_Set exercise:_ From the entries below, count every line that contains the word "close". Please give the number and nothing else.
[begin Input rows]
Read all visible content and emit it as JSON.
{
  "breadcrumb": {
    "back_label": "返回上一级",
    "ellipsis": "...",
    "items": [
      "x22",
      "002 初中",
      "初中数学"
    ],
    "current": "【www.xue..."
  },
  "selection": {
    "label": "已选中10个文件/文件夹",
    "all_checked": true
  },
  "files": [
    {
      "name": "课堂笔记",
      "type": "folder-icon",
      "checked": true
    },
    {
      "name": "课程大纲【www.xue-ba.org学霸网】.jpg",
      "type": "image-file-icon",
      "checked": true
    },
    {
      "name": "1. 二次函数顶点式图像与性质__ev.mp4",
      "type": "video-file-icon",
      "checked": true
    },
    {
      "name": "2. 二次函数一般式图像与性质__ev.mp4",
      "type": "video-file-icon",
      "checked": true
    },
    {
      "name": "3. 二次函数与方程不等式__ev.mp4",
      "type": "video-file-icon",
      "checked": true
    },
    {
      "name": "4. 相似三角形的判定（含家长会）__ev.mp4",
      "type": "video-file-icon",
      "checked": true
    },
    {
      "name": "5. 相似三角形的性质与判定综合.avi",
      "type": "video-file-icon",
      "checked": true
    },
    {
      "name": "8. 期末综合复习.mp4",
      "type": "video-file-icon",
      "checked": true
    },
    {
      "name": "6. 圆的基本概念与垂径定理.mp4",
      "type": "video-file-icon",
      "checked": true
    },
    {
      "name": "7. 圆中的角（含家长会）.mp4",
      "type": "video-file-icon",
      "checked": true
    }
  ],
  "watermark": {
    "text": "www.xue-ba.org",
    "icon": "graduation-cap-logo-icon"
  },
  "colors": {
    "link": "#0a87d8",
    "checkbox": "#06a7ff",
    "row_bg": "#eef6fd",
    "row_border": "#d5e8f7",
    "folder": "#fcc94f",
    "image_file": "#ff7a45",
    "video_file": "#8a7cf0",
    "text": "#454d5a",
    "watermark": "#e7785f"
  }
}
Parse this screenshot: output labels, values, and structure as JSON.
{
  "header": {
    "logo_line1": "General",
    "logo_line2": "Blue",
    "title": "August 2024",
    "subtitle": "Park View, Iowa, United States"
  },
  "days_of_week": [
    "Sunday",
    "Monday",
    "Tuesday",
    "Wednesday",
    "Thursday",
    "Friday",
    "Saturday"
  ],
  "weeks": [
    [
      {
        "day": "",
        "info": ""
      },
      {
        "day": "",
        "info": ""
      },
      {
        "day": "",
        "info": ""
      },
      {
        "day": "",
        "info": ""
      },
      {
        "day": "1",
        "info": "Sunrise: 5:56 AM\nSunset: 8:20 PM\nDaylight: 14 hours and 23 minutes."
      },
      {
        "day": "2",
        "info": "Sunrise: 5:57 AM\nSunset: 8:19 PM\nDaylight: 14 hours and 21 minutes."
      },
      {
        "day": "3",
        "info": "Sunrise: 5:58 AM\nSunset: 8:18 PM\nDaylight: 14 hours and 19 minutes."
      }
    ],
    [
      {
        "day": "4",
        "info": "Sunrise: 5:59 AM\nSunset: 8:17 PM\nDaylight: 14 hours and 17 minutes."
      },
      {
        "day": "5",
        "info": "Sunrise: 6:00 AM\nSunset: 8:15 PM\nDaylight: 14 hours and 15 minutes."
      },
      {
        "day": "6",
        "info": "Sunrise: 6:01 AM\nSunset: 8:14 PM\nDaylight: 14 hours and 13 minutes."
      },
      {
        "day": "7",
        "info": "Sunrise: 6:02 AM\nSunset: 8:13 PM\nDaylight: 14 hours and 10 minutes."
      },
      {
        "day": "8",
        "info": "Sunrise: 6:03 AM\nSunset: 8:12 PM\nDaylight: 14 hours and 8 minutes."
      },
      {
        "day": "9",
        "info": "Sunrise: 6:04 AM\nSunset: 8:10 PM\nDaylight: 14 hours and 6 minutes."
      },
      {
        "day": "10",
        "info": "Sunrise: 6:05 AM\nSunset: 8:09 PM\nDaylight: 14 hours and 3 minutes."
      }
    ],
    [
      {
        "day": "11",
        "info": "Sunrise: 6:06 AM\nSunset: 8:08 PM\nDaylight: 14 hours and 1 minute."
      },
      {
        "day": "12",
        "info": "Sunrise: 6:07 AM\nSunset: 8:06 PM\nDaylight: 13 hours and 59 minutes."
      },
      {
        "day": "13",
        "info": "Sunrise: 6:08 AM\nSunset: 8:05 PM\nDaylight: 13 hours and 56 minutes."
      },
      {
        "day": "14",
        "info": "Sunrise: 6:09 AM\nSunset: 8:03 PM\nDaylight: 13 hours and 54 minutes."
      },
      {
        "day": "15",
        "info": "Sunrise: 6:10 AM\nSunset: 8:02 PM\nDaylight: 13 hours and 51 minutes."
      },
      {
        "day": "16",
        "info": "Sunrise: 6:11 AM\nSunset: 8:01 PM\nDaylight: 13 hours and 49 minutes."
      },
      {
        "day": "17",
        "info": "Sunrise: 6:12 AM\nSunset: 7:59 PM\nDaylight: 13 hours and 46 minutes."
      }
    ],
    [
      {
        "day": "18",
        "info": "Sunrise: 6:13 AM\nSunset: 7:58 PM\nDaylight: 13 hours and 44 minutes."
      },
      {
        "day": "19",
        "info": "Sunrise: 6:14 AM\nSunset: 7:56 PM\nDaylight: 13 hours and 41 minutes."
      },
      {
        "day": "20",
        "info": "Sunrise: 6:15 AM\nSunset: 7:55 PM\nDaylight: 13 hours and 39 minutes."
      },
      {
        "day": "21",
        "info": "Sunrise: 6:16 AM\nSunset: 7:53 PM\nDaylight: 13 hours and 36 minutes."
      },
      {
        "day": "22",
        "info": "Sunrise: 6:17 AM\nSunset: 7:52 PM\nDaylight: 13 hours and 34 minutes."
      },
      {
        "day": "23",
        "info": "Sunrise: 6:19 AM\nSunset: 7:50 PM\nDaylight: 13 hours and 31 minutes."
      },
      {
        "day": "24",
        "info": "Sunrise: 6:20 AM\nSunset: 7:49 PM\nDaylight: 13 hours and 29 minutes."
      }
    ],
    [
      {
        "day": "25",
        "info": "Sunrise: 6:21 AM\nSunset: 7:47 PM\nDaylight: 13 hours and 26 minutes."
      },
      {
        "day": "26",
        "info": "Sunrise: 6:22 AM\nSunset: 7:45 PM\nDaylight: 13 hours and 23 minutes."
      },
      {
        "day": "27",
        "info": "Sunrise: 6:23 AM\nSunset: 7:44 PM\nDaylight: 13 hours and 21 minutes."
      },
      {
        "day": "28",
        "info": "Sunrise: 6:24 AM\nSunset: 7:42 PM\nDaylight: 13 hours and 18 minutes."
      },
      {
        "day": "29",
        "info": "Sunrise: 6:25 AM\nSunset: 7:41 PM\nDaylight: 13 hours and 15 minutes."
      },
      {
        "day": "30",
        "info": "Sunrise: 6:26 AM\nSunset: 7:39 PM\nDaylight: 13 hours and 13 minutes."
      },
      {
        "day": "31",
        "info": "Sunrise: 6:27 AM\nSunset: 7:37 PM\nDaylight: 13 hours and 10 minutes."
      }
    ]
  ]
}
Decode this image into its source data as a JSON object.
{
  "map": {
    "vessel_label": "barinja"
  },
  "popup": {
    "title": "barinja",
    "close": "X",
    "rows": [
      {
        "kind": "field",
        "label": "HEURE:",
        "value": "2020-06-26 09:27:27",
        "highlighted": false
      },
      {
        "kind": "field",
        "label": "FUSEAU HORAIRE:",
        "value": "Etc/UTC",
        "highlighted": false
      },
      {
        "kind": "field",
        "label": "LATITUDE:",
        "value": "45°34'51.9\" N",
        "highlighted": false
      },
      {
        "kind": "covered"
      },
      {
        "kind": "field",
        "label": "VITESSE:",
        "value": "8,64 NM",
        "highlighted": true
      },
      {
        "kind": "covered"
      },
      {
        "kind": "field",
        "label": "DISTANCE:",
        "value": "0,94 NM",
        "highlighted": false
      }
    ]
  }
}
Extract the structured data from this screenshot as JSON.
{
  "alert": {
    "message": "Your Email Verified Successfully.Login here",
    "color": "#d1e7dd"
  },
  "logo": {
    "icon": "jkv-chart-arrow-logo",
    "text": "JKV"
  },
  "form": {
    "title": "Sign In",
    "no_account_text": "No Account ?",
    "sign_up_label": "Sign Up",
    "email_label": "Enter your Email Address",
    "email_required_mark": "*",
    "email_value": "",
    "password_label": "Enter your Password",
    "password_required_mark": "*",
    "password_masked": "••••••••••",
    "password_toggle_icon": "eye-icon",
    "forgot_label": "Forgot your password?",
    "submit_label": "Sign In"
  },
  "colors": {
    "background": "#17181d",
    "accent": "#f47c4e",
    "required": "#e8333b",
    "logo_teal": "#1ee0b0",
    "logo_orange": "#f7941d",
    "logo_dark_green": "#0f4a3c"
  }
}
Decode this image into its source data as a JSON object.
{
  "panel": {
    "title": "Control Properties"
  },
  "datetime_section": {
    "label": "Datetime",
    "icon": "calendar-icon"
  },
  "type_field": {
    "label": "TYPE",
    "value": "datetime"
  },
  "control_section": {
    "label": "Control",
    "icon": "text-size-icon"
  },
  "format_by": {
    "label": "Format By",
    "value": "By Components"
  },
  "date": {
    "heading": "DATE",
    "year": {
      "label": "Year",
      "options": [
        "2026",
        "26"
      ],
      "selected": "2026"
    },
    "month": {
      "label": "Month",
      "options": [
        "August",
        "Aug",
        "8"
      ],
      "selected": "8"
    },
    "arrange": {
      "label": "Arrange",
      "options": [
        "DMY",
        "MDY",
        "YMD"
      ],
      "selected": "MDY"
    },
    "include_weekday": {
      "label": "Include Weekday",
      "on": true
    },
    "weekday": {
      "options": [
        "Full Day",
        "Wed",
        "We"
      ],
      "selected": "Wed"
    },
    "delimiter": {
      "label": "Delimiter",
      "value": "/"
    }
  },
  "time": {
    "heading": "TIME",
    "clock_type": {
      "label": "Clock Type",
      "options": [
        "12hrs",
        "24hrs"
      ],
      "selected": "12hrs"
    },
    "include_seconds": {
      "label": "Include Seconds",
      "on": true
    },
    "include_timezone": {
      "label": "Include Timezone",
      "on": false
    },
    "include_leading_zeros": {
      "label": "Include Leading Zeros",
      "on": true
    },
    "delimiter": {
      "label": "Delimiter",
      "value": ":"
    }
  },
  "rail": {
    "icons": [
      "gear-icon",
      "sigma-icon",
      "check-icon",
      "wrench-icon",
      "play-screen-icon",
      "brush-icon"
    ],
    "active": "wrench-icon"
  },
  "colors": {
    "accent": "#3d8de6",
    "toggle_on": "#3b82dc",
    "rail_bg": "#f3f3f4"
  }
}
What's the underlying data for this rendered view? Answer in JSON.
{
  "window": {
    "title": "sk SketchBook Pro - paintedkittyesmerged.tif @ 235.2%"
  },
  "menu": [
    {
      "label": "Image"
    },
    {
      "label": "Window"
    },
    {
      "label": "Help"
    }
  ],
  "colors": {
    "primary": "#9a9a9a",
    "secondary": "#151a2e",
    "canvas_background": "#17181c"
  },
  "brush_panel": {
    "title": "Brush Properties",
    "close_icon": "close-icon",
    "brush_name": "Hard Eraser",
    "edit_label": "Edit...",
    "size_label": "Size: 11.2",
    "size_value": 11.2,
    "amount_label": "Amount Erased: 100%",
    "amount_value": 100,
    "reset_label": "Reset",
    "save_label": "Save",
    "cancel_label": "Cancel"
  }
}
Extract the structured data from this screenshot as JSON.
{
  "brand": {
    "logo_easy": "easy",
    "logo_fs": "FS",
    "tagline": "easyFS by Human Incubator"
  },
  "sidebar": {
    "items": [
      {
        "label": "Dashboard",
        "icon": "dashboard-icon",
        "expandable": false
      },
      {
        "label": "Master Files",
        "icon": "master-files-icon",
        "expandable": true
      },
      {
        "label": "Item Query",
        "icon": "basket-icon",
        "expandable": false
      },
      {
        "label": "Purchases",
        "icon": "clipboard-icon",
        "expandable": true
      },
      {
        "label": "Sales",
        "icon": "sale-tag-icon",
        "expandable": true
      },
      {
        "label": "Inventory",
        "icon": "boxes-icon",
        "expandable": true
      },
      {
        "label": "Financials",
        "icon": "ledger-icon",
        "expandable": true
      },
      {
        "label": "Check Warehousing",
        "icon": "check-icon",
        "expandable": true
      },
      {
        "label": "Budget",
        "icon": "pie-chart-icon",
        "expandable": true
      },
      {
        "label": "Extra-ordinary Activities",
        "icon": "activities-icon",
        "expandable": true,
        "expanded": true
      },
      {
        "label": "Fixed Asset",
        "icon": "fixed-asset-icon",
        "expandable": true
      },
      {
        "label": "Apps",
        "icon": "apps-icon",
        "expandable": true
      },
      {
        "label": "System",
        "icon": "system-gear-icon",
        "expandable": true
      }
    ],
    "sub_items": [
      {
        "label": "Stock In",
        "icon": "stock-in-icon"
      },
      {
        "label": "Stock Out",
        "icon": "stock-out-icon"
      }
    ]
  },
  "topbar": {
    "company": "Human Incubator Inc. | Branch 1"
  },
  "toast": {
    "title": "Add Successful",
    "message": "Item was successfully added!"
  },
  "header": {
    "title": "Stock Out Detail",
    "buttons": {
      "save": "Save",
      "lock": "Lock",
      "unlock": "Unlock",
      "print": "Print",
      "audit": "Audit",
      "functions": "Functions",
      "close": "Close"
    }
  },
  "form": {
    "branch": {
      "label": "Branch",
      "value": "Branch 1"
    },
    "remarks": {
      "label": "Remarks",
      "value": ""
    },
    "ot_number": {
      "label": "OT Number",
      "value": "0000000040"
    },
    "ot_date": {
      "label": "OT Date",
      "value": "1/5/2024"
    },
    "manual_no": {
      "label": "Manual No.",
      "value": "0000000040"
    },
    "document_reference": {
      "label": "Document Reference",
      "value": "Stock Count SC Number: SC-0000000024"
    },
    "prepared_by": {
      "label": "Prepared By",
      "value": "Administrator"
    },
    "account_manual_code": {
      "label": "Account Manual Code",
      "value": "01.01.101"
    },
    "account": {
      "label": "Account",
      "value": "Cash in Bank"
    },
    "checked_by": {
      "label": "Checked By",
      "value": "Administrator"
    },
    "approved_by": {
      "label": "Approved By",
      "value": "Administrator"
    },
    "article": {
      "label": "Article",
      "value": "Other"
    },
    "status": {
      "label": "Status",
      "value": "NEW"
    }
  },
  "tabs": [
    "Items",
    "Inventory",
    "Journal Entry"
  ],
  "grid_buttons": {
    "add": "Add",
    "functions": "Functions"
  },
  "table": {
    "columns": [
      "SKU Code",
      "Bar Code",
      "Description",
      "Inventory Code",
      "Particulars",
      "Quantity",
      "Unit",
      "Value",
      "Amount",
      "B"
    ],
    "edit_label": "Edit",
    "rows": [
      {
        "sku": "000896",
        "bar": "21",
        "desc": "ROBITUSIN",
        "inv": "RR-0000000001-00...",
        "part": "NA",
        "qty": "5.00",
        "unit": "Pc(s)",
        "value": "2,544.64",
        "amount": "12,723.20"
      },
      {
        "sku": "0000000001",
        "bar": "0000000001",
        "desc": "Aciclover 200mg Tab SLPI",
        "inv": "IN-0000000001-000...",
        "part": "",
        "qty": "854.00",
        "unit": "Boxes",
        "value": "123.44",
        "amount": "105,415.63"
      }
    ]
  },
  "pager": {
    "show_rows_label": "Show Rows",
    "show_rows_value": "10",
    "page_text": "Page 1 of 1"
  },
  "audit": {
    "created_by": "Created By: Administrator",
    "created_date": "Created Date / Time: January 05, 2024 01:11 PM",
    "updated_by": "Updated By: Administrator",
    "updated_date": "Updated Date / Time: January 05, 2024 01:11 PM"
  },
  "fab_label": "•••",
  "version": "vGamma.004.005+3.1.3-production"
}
[end Input rows]
_Full response:_ 3